** begin **
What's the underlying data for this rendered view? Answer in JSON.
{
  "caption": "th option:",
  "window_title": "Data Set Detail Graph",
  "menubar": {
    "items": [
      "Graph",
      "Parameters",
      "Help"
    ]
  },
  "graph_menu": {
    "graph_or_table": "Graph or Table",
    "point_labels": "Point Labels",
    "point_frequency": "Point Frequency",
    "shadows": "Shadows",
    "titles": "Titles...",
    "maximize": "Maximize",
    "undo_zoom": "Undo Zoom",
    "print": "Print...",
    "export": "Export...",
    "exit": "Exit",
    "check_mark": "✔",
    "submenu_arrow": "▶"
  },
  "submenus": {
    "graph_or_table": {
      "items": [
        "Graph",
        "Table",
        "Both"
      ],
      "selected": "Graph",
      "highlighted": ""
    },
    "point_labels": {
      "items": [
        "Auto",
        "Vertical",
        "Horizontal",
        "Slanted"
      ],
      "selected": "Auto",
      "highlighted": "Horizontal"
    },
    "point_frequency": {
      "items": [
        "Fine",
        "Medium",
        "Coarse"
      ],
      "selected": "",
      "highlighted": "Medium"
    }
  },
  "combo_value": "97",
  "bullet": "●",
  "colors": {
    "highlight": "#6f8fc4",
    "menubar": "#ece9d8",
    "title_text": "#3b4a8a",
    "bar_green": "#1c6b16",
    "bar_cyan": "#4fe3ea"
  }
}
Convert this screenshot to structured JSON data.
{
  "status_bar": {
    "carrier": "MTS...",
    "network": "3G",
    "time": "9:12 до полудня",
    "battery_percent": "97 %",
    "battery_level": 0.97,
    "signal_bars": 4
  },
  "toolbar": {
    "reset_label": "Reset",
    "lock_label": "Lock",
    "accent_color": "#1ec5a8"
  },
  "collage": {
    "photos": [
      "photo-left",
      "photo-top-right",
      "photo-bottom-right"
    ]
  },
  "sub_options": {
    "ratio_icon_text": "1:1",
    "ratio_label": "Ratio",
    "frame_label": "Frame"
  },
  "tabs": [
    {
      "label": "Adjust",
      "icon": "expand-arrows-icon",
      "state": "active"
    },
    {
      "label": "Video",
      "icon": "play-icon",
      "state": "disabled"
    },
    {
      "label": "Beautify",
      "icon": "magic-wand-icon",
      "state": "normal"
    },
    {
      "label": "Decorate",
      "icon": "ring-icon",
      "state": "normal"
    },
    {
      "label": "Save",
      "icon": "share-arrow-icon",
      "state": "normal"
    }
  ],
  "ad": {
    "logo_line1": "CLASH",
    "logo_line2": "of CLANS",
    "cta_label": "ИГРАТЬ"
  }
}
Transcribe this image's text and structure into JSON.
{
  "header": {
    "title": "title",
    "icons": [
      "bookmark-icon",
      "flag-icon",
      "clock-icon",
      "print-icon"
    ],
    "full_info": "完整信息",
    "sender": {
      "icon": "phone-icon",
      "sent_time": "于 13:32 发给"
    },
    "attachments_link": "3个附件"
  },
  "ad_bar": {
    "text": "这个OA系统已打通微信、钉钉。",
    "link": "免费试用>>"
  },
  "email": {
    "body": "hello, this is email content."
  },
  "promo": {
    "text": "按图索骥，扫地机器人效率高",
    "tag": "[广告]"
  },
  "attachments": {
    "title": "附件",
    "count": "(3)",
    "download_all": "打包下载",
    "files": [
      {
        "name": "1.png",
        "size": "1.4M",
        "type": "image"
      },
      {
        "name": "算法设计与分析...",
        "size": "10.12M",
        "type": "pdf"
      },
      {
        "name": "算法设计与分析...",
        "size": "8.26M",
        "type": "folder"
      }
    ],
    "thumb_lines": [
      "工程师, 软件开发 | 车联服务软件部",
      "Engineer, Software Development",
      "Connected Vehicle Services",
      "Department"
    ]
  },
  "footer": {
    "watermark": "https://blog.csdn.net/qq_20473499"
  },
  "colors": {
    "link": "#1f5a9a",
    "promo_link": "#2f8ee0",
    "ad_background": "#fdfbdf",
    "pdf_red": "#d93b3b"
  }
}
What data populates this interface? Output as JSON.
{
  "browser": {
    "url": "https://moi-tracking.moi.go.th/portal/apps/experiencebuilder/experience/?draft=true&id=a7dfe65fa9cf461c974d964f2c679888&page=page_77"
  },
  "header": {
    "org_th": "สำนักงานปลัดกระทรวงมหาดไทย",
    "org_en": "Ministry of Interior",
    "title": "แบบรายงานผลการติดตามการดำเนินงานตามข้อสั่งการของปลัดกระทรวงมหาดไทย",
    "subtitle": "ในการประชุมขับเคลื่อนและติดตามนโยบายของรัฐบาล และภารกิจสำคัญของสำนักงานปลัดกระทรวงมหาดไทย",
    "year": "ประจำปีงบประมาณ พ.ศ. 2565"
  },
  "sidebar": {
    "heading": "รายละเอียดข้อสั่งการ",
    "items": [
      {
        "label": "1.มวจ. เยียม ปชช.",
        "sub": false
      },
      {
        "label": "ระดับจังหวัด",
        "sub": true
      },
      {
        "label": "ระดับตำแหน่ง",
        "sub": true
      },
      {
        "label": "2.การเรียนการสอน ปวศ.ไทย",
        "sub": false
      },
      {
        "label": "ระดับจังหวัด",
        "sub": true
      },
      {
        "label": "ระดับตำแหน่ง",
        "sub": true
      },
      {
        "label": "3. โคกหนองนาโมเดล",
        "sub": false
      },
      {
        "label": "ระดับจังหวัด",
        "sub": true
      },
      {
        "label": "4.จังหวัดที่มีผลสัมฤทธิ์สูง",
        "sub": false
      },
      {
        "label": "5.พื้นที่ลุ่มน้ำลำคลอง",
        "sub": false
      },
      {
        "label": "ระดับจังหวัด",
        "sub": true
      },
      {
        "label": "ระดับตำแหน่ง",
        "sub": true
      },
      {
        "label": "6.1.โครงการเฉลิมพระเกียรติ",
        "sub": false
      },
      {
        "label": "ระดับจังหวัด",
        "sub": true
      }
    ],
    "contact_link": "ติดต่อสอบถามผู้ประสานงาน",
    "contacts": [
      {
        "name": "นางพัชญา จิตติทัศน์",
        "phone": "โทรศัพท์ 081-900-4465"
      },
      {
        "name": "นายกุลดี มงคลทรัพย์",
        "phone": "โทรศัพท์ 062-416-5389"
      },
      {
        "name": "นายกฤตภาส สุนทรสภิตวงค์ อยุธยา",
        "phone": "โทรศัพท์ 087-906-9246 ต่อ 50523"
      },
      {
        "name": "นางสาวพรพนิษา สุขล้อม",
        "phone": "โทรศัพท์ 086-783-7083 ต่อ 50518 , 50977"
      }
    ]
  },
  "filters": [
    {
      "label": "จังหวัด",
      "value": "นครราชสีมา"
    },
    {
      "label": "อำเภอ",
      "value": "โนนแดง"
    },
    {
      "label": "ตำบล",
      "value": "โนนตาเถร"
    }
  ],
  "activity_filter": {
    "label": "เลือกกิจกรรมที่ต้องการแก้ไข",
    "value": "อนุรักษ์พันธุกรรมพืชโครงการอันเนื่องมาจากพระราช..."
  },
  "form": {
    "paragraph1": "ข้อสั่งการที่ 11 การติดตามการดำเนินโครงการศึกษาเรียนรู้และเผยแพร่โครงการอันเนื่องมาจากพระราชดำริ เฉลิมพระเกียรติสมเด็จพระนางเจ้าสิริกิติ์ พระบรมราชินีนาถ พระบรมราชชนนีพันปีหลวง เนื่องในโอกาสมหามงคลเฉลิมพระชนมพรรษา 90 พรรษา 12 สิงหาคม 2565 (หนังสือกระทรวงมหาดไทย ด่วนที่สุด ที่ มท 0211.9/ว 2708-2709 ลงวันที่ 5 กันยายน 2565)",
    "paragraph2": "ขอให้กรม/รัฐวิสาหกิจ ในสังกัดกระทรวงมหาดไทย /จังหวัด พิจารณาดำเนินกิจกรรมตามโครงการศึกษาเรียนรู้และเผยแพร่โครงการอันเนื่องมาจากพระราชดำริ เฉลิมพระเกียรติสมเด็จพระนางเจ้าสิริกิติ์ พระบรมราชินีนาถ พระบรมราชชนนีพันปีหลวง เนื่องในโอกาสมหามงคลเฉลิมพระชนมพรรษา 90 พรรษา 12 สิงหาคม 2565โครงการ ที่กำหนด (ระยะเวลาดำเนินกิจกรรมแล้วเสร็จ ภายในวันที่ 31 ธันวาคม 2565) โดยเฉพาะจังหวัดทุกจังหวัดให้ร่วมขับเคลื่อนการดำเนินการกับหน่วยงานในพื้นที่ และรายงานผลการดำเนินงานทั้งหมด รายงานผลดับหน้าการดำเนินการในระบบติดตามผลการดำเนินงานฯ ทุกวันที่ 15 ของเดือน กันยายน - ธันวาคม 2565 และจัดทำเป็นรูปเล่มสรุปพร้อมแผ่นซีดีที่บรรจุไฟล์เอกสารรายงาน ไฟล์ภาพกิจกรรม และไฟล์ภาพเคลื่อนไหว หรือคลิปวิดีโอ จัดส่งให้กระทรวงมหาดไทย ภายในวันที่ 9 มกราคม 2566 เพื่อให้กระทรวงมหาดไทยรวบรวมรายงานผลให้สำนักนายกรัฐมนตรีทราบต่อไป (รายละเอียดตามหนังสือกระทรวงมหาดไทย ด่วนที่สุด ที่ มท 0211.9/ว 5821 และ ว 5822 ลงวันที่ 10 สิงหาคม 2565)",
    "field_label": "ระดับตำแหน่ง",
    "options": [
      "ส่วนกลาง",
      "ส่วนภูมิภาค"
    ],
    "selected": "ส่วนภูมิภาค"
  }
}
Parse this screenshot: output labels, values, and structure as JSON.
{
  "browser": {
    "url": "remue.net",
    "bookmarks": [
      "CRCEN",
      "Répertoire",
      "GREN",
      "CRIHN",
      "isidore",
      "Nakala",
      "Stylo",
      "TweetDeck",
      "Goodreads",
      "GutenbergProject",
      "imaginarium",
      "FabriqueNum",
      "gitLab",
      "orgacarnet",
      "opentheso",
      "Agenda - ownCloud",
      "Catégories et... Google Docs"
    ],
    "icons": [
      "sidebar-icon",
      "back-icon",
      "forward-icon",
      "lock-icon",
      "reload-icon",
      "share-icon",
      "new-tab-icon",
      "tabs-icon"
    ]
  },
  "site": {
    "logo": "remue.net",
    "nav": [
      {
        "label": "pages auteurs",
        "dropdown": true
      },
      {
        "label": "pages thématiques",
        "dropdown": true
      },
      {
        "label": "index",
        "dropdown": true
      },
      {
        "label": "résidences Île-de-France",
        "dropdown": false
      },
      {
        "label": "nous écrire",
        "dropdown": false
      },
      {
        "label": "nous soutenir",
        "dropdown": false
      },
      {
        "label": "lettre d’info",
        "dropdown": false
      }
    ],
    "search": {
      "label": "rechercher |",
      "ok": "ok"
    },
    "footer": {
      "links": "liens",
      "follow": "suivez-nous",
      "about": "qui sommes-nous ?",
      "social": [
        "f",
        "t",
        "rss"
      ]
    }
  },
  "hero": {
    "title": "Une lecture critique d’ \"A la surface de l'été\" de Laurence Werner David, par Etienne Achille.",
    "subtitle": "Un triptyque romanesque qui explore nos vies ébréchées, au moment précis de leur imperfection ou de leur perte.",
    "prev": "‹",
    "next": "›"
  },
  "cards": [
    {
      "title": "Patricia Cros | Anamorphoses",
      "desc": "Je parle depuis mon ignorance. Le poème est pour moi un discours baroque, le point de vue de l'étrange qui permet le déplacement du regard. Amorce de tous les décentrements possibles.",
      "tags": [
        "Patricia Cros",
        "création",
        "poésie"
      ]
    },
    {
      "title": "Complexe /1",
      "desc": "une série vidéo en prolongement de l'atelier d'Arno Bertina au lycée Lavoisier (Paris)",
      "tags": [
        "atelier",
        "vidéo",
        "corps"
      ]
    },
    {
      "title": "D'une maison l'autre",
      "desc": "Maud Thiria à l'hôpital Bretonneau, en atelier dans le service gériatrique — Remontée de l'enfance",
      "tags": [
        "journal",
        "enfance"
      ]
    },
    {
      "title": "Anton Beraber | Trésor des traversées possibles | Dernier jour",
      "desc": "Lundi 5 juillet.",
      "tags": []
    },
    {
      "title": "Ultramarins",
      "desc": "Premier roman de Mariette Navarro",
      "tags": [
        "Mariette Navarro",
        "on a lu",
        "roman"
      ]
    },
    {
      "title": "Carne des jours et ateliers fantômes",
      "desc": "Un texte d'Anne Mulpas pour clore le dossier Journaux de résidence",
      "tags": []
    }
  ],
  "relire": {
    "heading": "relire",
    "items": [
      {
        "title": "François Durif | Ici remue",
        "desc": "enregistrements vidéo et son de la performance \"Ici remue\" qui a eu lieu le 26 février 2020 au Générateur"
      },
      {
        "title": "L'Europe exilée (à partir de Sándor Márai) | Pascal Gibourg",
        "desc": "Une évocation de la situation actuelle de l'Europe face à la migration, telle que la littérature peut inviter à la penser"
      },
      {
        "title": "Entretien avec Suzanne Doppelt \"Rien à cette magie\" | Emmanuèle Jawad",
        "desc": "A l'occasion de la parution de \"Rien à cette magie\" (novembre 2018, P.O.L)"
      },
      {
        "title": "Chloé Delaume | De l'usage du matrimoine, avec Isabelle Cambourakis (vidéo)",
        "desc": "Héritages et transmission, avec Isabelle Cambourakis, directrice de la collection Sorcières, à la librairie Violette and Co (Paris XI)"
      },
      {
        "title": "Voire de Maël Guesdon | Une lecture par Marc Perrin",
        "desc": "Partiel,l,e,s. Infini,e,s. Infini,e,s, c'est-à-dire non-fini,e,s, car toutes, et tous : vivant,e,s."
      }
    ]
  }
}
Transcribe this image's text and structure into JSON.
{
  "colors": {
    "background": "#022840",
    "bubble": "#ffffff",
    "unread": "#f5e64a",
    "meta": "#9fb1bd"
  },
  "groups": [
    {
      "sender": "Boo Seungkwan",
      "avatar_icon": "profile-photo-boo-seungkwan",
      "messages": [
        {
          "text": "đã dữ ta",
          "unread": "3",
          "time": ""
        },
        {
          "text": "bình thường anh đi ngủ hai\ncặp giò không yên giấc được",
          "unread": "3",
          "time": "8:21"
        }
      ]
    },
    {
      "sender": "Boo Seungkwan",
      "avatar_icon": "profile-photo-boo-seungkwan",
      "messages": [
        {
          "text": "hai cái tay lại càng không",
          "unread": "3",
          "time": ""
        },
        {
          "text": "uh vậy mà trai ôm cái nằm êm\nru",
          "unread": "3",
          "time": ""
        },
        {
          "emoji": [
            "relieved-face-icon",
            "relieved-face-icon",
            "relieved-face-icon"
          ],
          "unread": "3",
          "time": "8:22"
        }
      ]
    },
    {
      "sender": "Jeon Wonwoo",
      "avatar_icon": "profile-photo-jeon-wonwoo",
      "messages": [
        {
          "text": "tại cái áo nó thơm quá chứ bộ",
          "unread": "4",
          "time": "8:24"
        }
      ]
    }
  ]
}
** end **
Copy out each line of the data where the string "name" appears.

        "name": "1.png",
        "name": "算法设计与分析...",
        "name": "算法设计与分析...",
        "name": "นางพัชญา จิตติทัศน์",
        "name": "นายกุลดี มงคลทรัพย์",
        "name": "นายกฤตภาส สุนทรสภิตวงค์ อยุธยา",
        "name": "นางสาวพรพนิษา สุขล้อม",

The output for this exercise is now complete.